[start RECORDS]

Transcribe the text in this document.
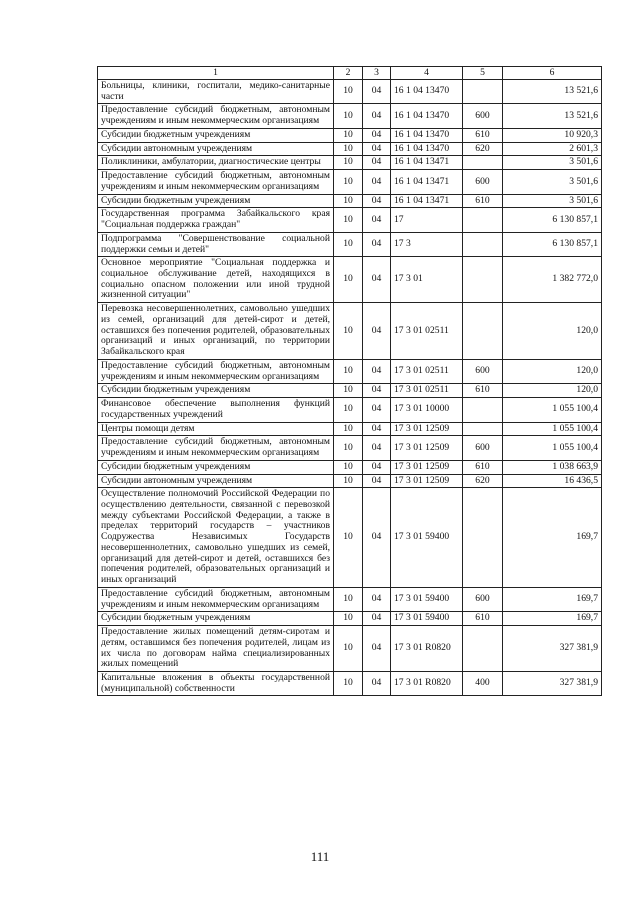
1	2	3	4	5	6
Больницы, клиники, госпитали, медико-санитарные части	10	04	16 1 04 13470		13 521,6
Предоставление субсидий бюджетным, автономным учреждениям и иным некоммерческим организациям	10	04	16 1 04 13470	600	13 521,6
Субсидии бюджетным учреждениям	10	04	16 1 04 13470	610	10 920,3
Субсидии автономным учреждениям	10	04	16 1 04 13470	620	2 601,3
Поликлиники, амбулатории, диагностические центры	10	04	16 1 04 13471		3 501,6
Предоставление субсидий бюджетным, автономным учреждениям и иным некоммерческим организациям	10	04	16 1 04 13471	600	3 501,6
Субсидии бюджетным учреждениям	10	04	16 1 04 13471	610	3 501,6
Государственная программа Забайкальского края "Социальная поддержка граждан"	10	04	17		6 130 857,1
Подпрограмма "Совершенствование социальной поддержки семьи и детей"	10	04	17 3		6 130 857,1
Основное мероприятие "Социальная поддержка и социальное обслуживание детей, находящихся в социально опасном положении или иной трудной жизненной ситуации"	10	04	17 3 01		1 382 772,0
Перевозка несовершеннолетних, самовольно ушедших из семей, организаций для детей-сирот и детей, оставшихся без попечения родителей, образовательных организаций и иных организаций, по территории Забайкальского края	10	04	17 3 01 02511		120,0
Предоставление субсидий бюджетным, автономным учреждениям и иным некоммерческим организациям	10	04	17 3 01 02511	600	120,0
Субсидии бюджетным учреждениям	10	04	17 3 01 02511	610	120,0
Финансовое обеспечение выполнения функций государственных учреждений	10	04	17 3 01 10000		1 055 100,4
Центры помощи детям	10	04	17 3 01 12509		1 055 100,4
Предоставление субсидий бюджетным, автономным учреждениям и иным некоммерческим организациям	10	04	17 3 01 12509	600	1 055 100,4
Субсидии бюджетным учреждениям	10	04	17 3 01 12509	610	1 038 663,9
Субсидии автономным учреждениям	10	04	17 3 01 12509	620	16 436,5
Осуществление полномочий Российской Федерации по осуществлению деятельности, связанной с перевозкой между субъектами Российской Федерации, а также в пределах территорий государств – участников Содружества Независимых Государств несовершеннолетних, самовольно ушедших из семей, организаций для детей-сирот и детей, оставшихся без попечения родителей, образовательных организаций и иных организаций	10	04	17 3 01 59400		169,7
Предоставление субсидий бюджетным, автономным учреждениям и иным некоммерческим организациям	10	04	17 3 01 59400	600	169,7
Субсидии бюджетным учреждениям	10	04	17 3 01 59400	610	169,7
Предоставление жилых помещений детям-сиротам и детям, оставшимся без попечения родителей, лицам из их числа по договорам найма специализированных жилых помещений	10	04	17 3 01 R0820		327 381,9
Капитальные вложения в объекты государственной (муниципальной) собственности	10	04	17 3 01 R0820	400	327 381,9
111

[end RECORDS]

EXERCISE OBJECTIVE - Print each line of the material above exactly, with the pictures removed from your copy.

FULL ANSWER -
Transcribe the text in this document.
1	2	3	4	5	6
Больницы, клиники, госпитали, медико-санитарные части	10	04	16 1 04 13470		13 521,6
Предоставление субсидий бюджетным, автономным учреждениям и иным некоммерческим организациям	10	04	16 1 04 13470	600	13 521,6
Субсидии бюджетным учреждениям	10	04	16 1 04 13470	610	10 920,3
Субсидии автономным учреждениям	10	04	16 1 04 13470	620	2 601,3
Поликлиники, амбулатории, диагностические центры	10	04	16 1 04 13471		3 501,6
Предоставление субсидий бюджетным, автономным учреждениям и иным некоммерческим организациям	10	04	16 1 04 13471	600	3 501,6
Субсидии бюджетным учреждениям	10	04	16 1 04 13471	610	3 501,6
Государственная программа Забайкальского края "Социальная поддержка граждан"	10	04	17		6 130 857,1
Подпрограмма "Совершенствование социальной поддержки семьи и детей"	10	04	17 3		6 130 857,1
Основное мероприятие "Социальная поддержка и социальное обслуживание детей, находящихся в социально опасном положении или иной трудной жизненной ситуации"	10	04	17 3 01		1 382 772,0
Перевозка несовершеннолетних, самовольно ушедших из семей, организаций для детей-сирот и детей, оставшихся без попечения родителей, образовательных организаций и иных организаций, по территории Забайкальского края	10	04	17 3 01 02511		120,0
Предоставление субсидий бюджетным, автономным учреждениям и иным некоммерческим организациям	10	04	17 3 01 02511	600	120,0
Субсидии бюджетным учреждениям	10	04	17 3 01 02511	610	120,0
Финансовое обеспечение выполнения функций государственных учреждений	10	04	17 3 01 10000		1 055 100,4
Центры помощи детям	10	04	17 3 01 12509		1 055 100,4
Предоставление субсидий бюджетным, автономным учреждениям и иным некоммерческим организациям	10	04	17 3 01 12509	600	1 055 100,4
Субсидии бюджетным учреждениям	10	04	17 3 01 12509	610	1 038 663,9
Субсидии автономным учреждениям	10	04	17 3 01 12509	620	16 436,5
Осуществление полномочий Российской Федерации по осуществлению деятельности, связанной с перевозкой между субъектами Российской Федерации, а также в пределах территорий государств – участников Содружества Независимых Государств несовершеннолетних, самовольно ушедших из семей, организаций для детей-сирот и детей, оставшихся без попечения родителей, образовательных организаций и иных организаций	10	04	17 3 01 59400		169,7
Предоставление субсидий бюджетным, автономным учреждениям и иным некоммерческим организациям	10	04	17 3 01 59400	600	169,7
Субсидии бюджетным учреждениям	10	04	17 3 01 59400	610	169,7
Предоставление жилых помещений детям-сиротам и детям, оставшимся без попечения родителей, лицам из их числа по договорам найма специализированных жилых помещений	10	04	17 3 01 R0820		327 381,9
Капитальные вложения в объекты государственной (муниципальной) собственности	10	04	17 3 01 R0820	400	327 381,9
111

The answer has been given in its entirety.